- _Your instructions_:
Return the number of lines that contain the word "through", and return nothing else.

- _Listing_:
>> START

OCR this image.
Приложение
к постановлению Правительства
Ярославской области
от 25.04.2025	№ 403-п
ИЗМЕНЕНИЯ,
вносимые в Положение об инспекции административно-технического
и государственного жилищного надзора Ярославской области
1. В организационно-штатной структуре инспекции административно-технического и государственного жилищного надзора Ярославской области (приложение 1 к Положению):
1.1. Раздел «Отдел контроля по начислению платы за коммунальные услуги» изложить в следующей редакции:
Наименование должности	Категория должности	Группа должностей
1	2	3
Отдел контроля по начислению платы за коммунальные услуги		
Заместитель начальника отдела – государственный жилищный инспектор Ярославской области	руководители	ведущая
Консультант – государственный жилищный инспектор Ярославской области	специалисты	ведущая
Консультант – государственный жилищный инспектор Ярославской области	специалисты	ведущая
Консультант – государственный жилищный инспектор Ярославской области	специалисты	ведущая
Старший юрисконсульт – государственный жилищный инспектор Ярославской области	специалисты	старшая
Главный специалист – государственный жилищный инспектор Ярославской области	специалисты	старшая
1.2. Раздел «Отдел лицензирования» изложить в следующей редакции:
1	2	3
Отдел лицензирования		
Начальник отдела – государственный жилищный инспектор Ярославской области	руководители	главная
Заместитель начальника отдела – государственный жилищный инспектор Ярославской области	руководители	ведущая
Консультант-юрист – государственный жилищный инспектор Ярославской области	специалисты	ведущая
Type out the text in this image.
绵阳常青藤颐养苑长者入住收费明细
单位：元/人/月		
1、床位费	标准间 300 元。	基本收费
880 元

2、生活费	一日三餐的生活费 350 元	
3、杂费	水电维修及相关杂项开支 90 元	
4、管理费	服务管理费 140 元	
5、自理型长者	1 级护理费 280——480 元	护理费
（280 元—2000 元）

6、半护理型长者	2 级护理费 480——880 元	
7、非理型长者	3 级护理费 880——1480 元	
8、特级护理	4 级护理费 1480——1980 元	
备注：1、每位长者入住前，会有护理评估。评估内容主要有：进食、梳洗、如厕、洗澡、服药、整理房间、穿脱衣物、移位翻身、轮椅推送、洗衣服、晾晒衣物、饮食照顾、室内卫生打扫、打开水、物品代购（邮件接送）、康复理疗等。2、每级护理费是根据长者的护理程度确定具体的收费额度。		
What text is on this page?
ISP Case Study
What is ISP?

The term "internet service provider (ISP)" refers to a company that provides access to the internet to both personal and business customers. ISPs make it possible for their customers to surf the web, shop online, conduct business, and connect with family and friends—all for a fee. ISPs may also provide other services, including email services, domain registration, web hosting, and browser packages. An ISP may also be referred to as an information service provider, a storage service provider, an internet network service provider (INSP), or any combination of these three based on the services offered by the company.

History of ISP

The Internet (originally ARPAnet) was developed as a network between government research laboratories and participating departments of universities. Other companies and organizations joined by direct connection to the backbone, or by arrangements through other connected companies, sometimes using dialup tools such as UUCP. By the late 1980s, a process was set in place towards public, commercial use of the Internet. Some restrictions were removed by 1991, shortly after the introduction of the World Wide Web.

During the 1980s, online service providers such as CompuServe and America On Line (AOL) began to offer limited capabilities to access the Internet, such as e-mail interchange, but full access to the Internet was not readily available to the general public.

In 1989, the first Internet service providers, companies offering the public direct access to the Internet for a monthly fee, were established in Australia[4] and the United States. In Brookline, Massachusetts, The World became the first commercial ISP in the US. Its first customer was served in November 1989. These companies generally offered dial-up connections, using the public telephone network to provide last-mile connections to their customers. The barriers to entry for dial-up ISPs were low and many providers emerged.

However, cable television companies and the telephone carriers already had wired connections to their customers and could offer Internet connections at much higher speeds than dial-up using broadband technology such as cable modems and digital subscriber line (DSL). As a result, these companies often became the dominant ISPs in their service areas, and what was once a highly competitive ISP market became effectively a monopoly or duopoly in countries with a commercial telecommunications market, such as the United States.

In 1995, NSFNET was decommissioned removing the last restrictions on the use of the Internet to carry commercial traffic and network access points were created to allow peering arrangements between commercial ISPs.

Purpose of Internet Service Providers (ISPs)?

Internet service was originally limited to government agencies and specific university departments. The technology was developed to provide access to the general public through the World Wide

>> END

- _Completed task_:
2